(Extracted data entries)

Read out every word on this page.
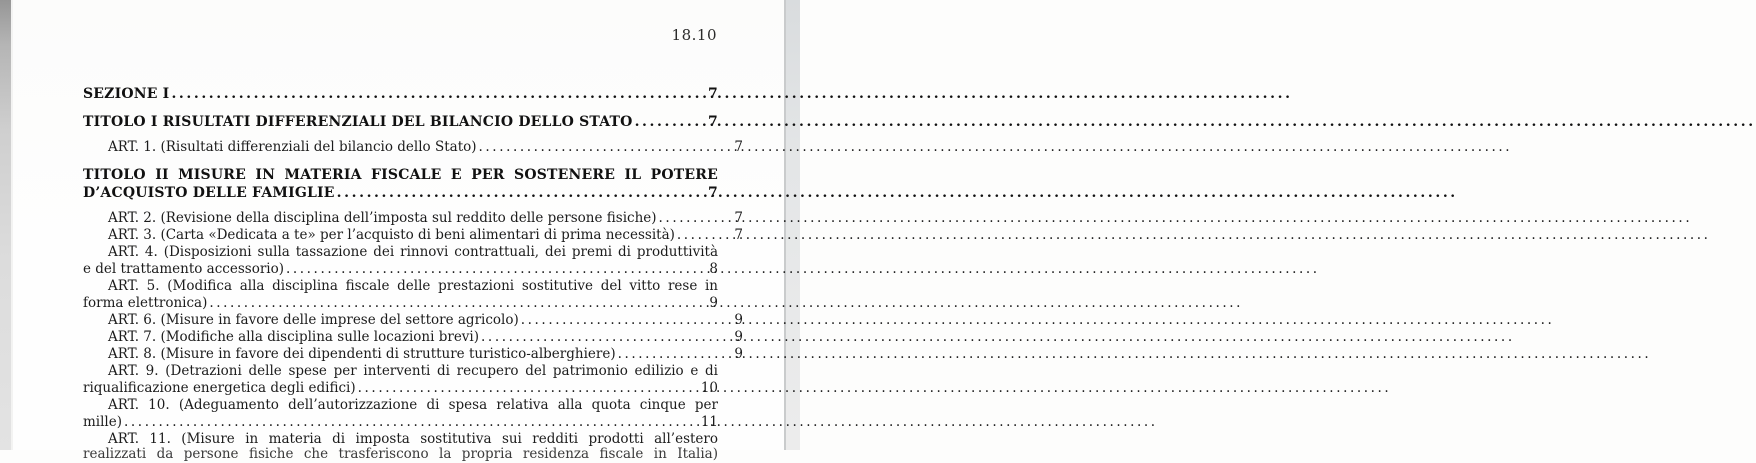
18.10
SEZIONE I .....	7
TITOLO I RISULTATI DIFFERENZIALI DEL BILANCIO DELLO STATO .....	7
ART. 1. (Risultati differenziali del bilancio dello Stato) .....	7
TITOLO II MISURE IN MATERIA FISCALE E PER SOSTENERE IL POTERE
D’ACQUISTO DELLE FAMIGLIE .....	7
ART. 2. (Revisione della disciplina dell’imposta sul reddito delle persone fisiche) .....	7
ART. 3. (Carta «Dedicata a te» per l’acquisto di beni alimentari di prima necessità) .....	7
ART. 4. (Disposizioni sulla tassazione dei rinnovi contrattuali, dei premi di produttività
e del trattamento accessorio) .....	8
ART. 5. (Modifica alla disciplina fiscale delle prestazioni sostitutive del vitto rese in
forma elettronica) .....	9
ART. 6. (Misure in favore delle imprese del settore agricolo) .....	9
ART. 7. (Modifiche alla disciplina sulle locazioni brevi) .....	9
ART. 8. (Misure in favore dei dipendenti di strutture turistico-alberghiere) .....	9
ART. 9. (Detrazioni delle spese per interventi di recupero del patrimonio edilizio e di
riqualificazione energetica degli edifici) .....	10
ART. 10. (Adeguamento dell’autorizzazione di spesa relativa alla quota cinque per
mille) .....	11
ART. 11. (Misure in materia di imposta sostitutiva sui redditi prodotti all’estero
realizzati da persone fisiche che trasferiscono la propria residenza fiscale in Italia)
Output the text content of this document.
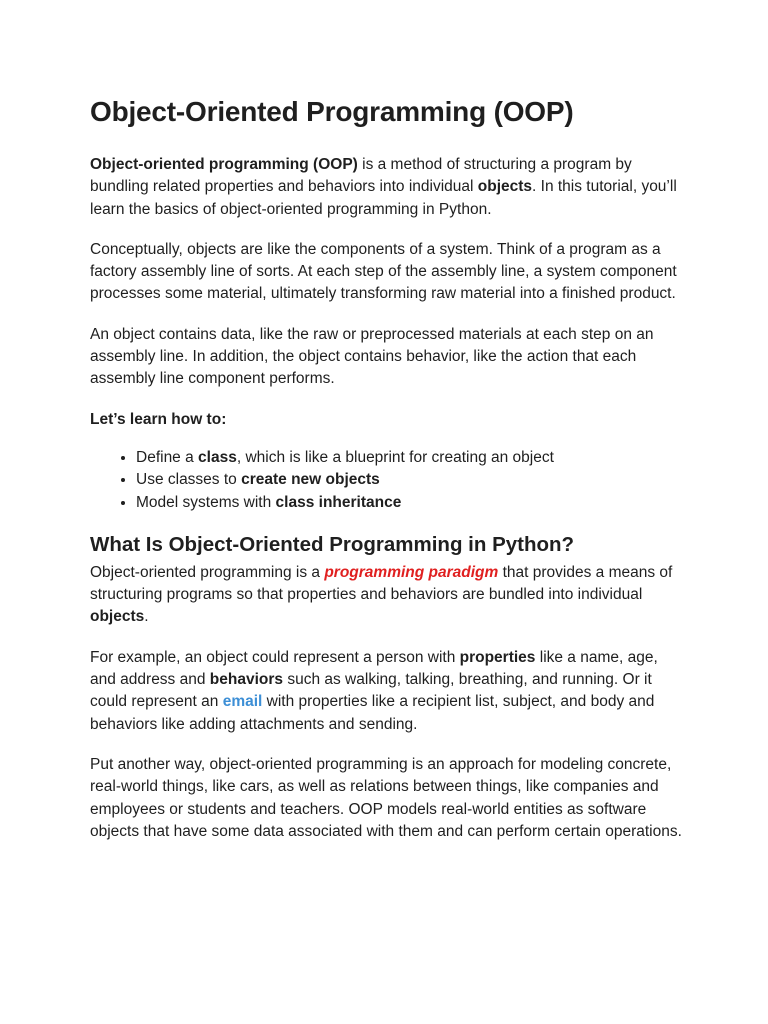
Object-Oriented Programming (OOP)

Object-oriented programming (OOP) is a method of structuring a program by bundling related properties and behaviors into individual objects. In this tutorial, you’ll learn the basics of object-oriented programming in Python.

Conceptually, objects are like the components of a system. Think of a program as a factory assembly line of sorts. At each step of the assembly line, a system component processes some material, ultimately transforming raw material into a finished product.

An object contains data, like the raw or preprocessed materials at each step on an assembly line. In addition, the object contains behavior, like the action that each assembly line component performs.

Let’s learn how to:

• Define a class, which is like a blueprint for creating an object
• Use classes to create new objects
• Model systems with class inheritance
What Is Object-Oriented Programming in Python?

Object-oriented programming is a programming paradigm that provides a means of structuring programs so that properties and behaviors are bundled into individual objects.

For example, an object could represent a person with properties like a name, age, and address and behaviors such as walking, talking, breathing, and running. Or it could represent an email with properties like a recipient list, subject, and body and behaviors like adding attachments and sending.

Put another way, object-oriented programming is an approach for modeling concrete, real-world things, like cars, as well as relations between things, like companies and employees or students and teachers. OOP models real-world entities as software objects that have some data associated with them and can perform certain operations.
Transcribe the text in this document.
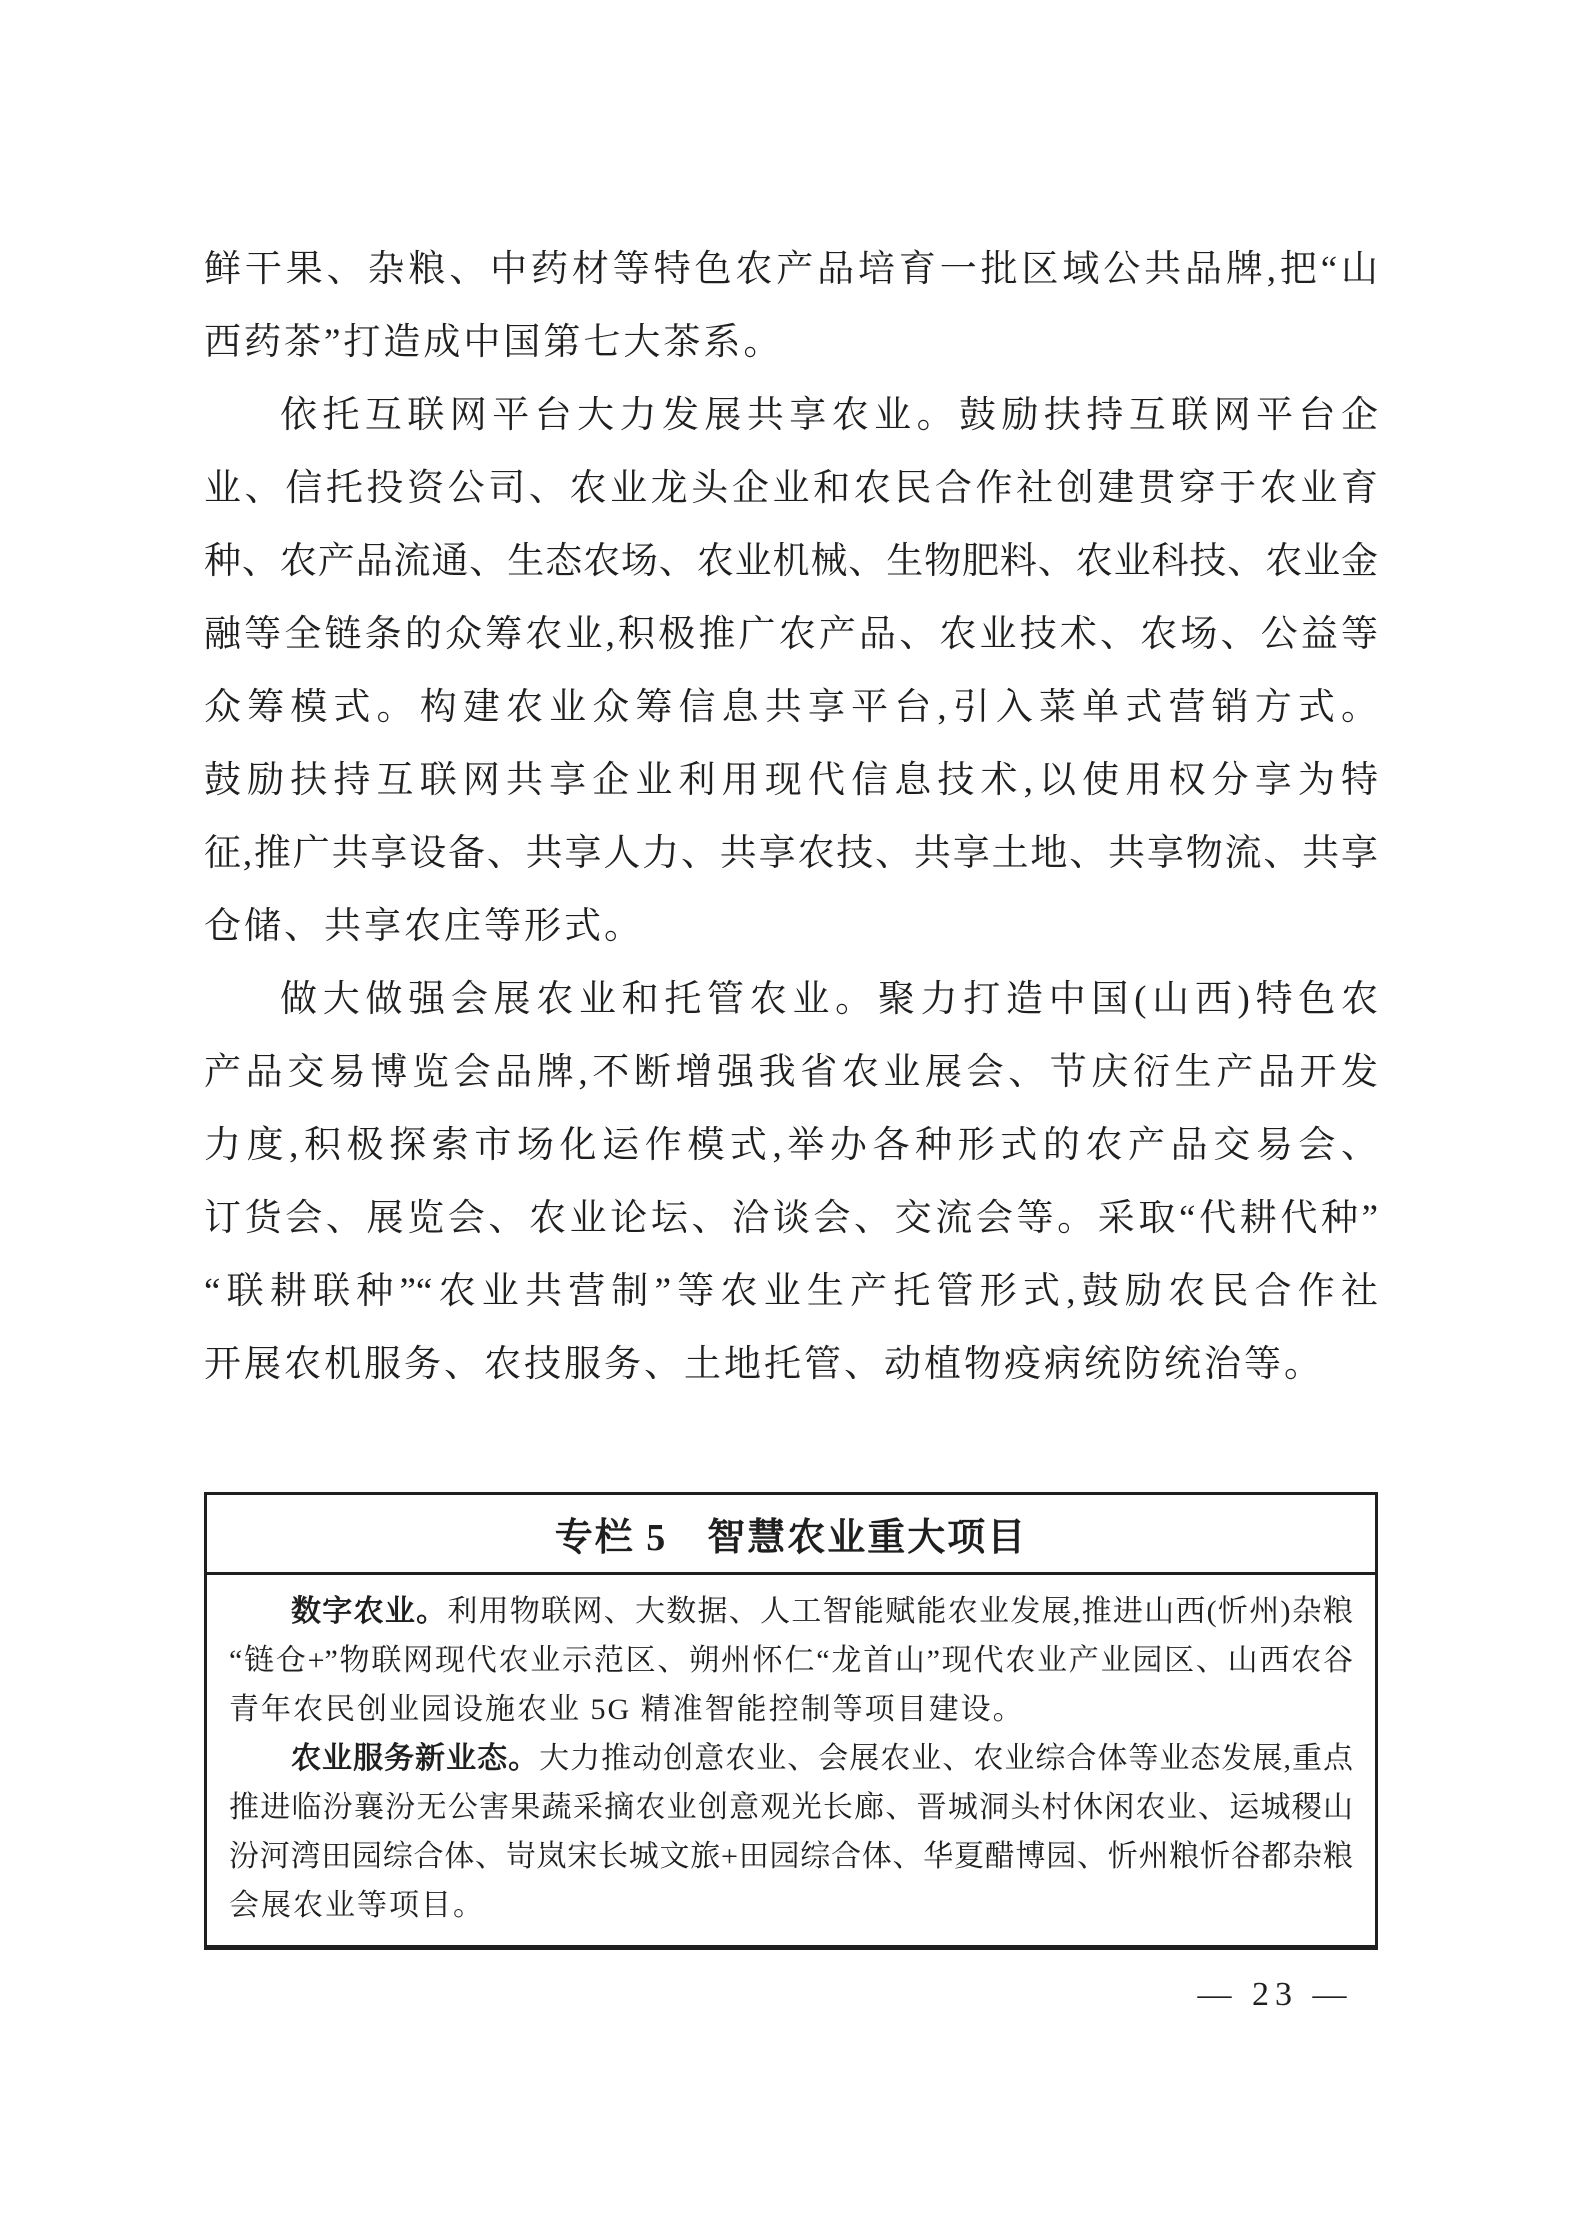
鲜干果、杂粮、中药材等特色农产品培育一批区域公共品牌,把“山
西药茶”打造成中国第七大茶系。
依托互联网平台大力发展共享农业。鼓励扶持互联网平台企
业、信托投资公司、农业龙头企业和农民合作社创建贯穿于农业育
种、农产品流通、生态农场、农业机械、生物肥料、农业科技、农业金
融等全链条的众筹农业,积极推广农产品、农业技术、农场、公益等
众筹模式。构建农业众筹信息共享平台,引入菜单式营销方式。
鼓励扶持互联网共享企业利用现代信息技术,以使用权分享为特
征,推广共享设备、共享人力、共享农技、共享土地、共享物流、共享
仓储、共享农庄等形式。
做大做强会展农业和托管农业。聚力打造中国(山西)特色农
产品交易博览会品牌,不断增强我省农业展会、节庆衍生产品开发
力度,积极探索市场化运作模式,举办各种形式的农产品交易会、
订货会、展览会、农业论坛、洽谈会、交流会等。采取“代耕代种”
“联耕联种”“农业共营制”等农业生产托管形式,鼓励农民合作社
开展农机服务、农技服务、土地托管、动植物疫病统防统治等。
专栏 5　智慧农业重大项目
数字农业。利用物联网、大数据、人工智能赋能农业发展,推进山西(忻州)杂粮
“链仓+”物联网现代农业示范区、朔州怀仁“龙首山”现代农业产业园区、山西农谷
青年农民创业园设施农业 5G 精准智能控制等项目建设。
农业服务新业态。大力推动创意农业、会展农业、农业综合体等业态发展,重点
推进临汾襄汾无公害果蔬采摘农业创意观光长廊、晋城洞头村休闲农业、运城稷山
汾河湾田园综合体、岢岚宋长城文旅+田园综合体、华夏醋博园、忻州粮忻谷都杂粮
会展农业等项目。
— 23 —
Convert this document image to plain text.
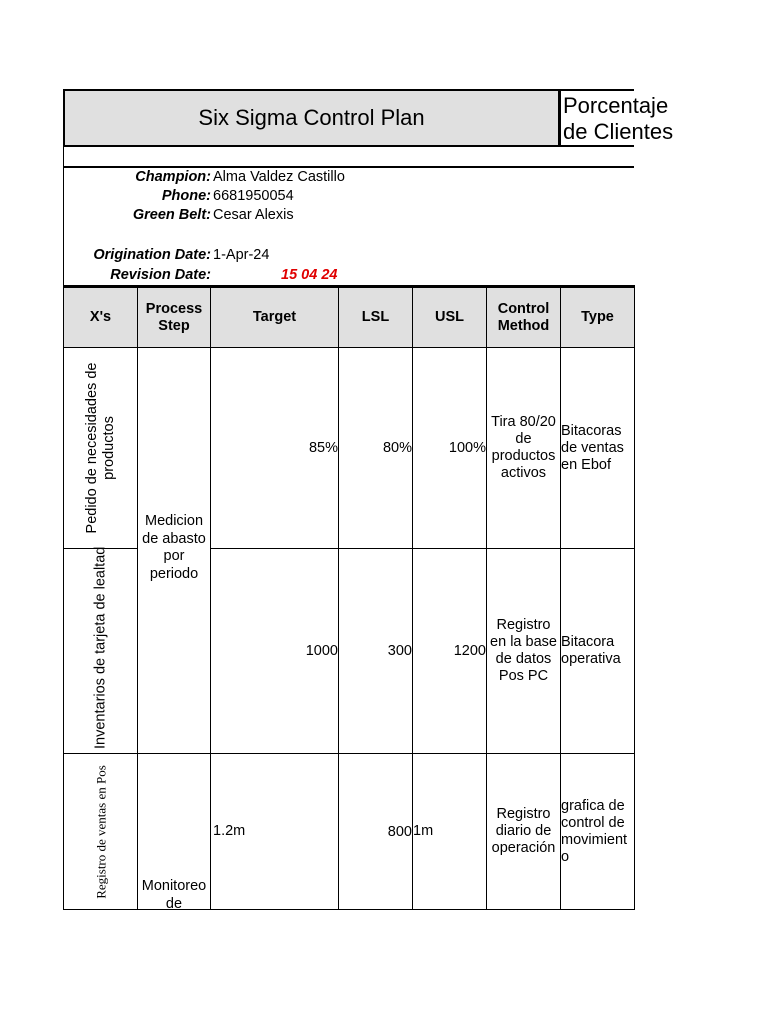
Six Sigma Control Plan	Porcentaje de Clientes
Champion: Alma Valdez Castillo
Phone: 6681950054
Green Belt: Cesar Alexis
Origination Date: 1-Apr-24
Revision Date:	15 04 24
X's	Process Step	Target	LSL	USL	Control Method	Type

Pedido de necesidades de productos	Medicion de abasto por periodo	85%	80%	100%	Tira 80/20 de productos activos	Bitacoras de ventas en Ebof

Inventarios de tarjeta de lealtad		1000	300	1200	Registro en la base de datos Pos PC	Bitacora operativa

Registro de ventas en Pos	Monitoreo de	1.2m	800	1m	Registro diario de operación	grafica de control de movimiento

• _CHALLENGE_: Repeat the material above in full and exactly, apart from the pictures.

• _WRITTEN RESPONSE_:
Read out every word on this page.
18.10
SEZIONE I .....	7
TITOLO I RISULTATI DIFFERENZIALI DEL BILANCIO DELLO STATO .....	7
ART. 1. (Risultati differenziali del bilancio dello Stato) .....	7
TITOLO II MISURE IN MATERIA FISCALE E PER SOSTENERE IL POTERE
D’ACQUISTO DELLE FAMIGLIE .....	7
ART. 2. (Revisione della disciplina dell’imposta sul reddito delle persone fisiche) .....	7
ART. 3. (Carta «Dedicata a te» per l’acquisto di beni alimentari di prima necessità) .....	7
ART. 4. (Disposizioni sulla tassazione dei rinnovi contrattuali, dei premi di produttività
e del trattamento accessorio) .....	8
ART. 5. (Modifica alla disciplina fiscale delle prestazioni sostitutive del vitto rese in
forma elettronica) .....	9
ART. 6. (Misure in favore delle imprese del settore agricolo) .....	9
ART. 7. (Modifiche alla disciplina sulle locazioni brevi) .....	9
ART. 8. (Misure in favore dei dipendenti di strutture turistico-alberghiere) .....	9
ART. 9. (Detrazioni delle spese per interventi di recupero del patrimonio edilizio e di
riqualificazione energetica degli edifici) .....	10
ART. 10. (Adeguamento dell’autorizzazione di spesa relativa alla quota cinque per
mille) .....	11
ART. 11. (Misure in materia di imposta sostitutiva sui redditi prodotti all’estero
realizzati da persone fisiche che trasferiscono la propria residenza fiscale in Italia)
Output the text content of this document.
Object-Oriented Programming (OOP)

Object-oriented programming (OOP) is a method of structuring a program by bundling related properties and behaviors into individual objects. In this tutorial, you’ll learn the basics of object-oriented programming in Python.

Conceptually, objects are like the components of a system. Think of a program as a factory assembly line of sorts. At each step of the assembly line, a system component processes some material, ultimately transforming raw material into a finished product.

An object contains data, like the raw or preprocessed materials at each step on an assembly line. In addition, the object contains behavior, like the action that each assembly line component performs.

Let’s learn how to:

• Define a class, which is like a blueprint for creating an object
• Use classes to create new objects
• Model systems with class inheritance
What Is Object-Oriented Programming in Python?

Object-oriented programming is a programming paradigm that provides a means of structuring programs so that properties and behaviors are bundled into individual objects.

For example, an object could represent a person with properties like a name, age, and address and behaviors such as walking, talking, breathing, and running. Or it could represent an email with properties like a recipient list, subject, and body and behaviors like adding attachments and sending.

Put another way, object-oriented programming is an approach for modeling concrete, real-world things, like cars, as well as relations between things, like companies and employees or students and teachers. OOP models real-world entities as software objects that have some data associated with them and can perform certain operations.
Transcribe the text in this document.
鲜干果、杂粮、中药材等特色农产品培育一批区域公共品牌,把“山
西药茶”打造成中国第七大茶系。
依托互联网平台大力发展共享农业。鼓励扶持互联网平台企
业、信托投资公司、农业龙头企业和农民合作社创建贯穿于农业育
种、农产品流通、生态农场、农业机械、生物肥料、农业科技、农业金
融等全链条的众筹农业,积极推广农产品、农业技术、农场、公益等
众筹模式。构建农业众筹信息共享平台,引入菜单式营销方式。
鼓励扶持互联网共享企业利用现代信息技术,以使用权分享为特
征,推广共享设备、共享人力、共享农技、共享土地、共享物流、共享
仓储、共享农庄等形式。
做大做强会展农业和托管农业。聚力打造中国(山西)特色农
产品交易博览会品牌,不断增强我省农业展会、节庆衍生产品开发
力度,积极探索市场化运作模式,举办各种形式的农产品交易会、
订货会、展览会、农业论坛、洽谈会、交流会等。采取“代耕代种”
“联耕联种”“农业共营制”等农业生产托管形式,鼓励农民合作社
开展农机服务、农技服务、土地托管、动植物疫病统防统治等。
专栏 5　智慧农业重大项目
数字农业。利用物联网、大数据、人工智能赋能农业发展,推进山西(忻州)杂粮
“链仓+”物联网现代农业示范区、朔州怀仁“龙首山”现代农业产业园区、山西农谷
青年农民创业园设施农业 5G 精准智能控制等项目建设。
农业服务新业态。大力推动创意农业、会展农业、农业综合体等业态发展,重点
推进临汾襄汾无公害果蔬采摘农业创意观光长廊、晋城洞头村休闲农业、运城稷山
汾河湾田园综合体、岢岚宋长城文旅+田园综合体、华夏醋博园、忻州粮忻谷都杂粮
会展农业等项目。
— 23 —
Convert this document image to plain text.
Six Sigma Control Plan	Porcentaje de Clientes
Champion: Alma Valdez Castillo
Phone: 6681950054
Green Belt: Cesar Alexis
Origination Date: 1-Apr-24
Revision Date:	15 04 24
X's	Process Step	Target	LSL	USL	Control Method	Type

Pedido de necesidades de productos	Medicion de abasto por periodo	85%	80%	100%	Tira 80/20 de productos activos	Bitacoras de ventas en Ebof

Inventarios de tarjeta de lealtad		1000	300	1200	Registro en la base de datos Pos PC	Bitacora operativa

Registro de ventas en Pos	Monitoreo de	1.2m	800	1m	Registro diario de operación	grafica de control de movimiento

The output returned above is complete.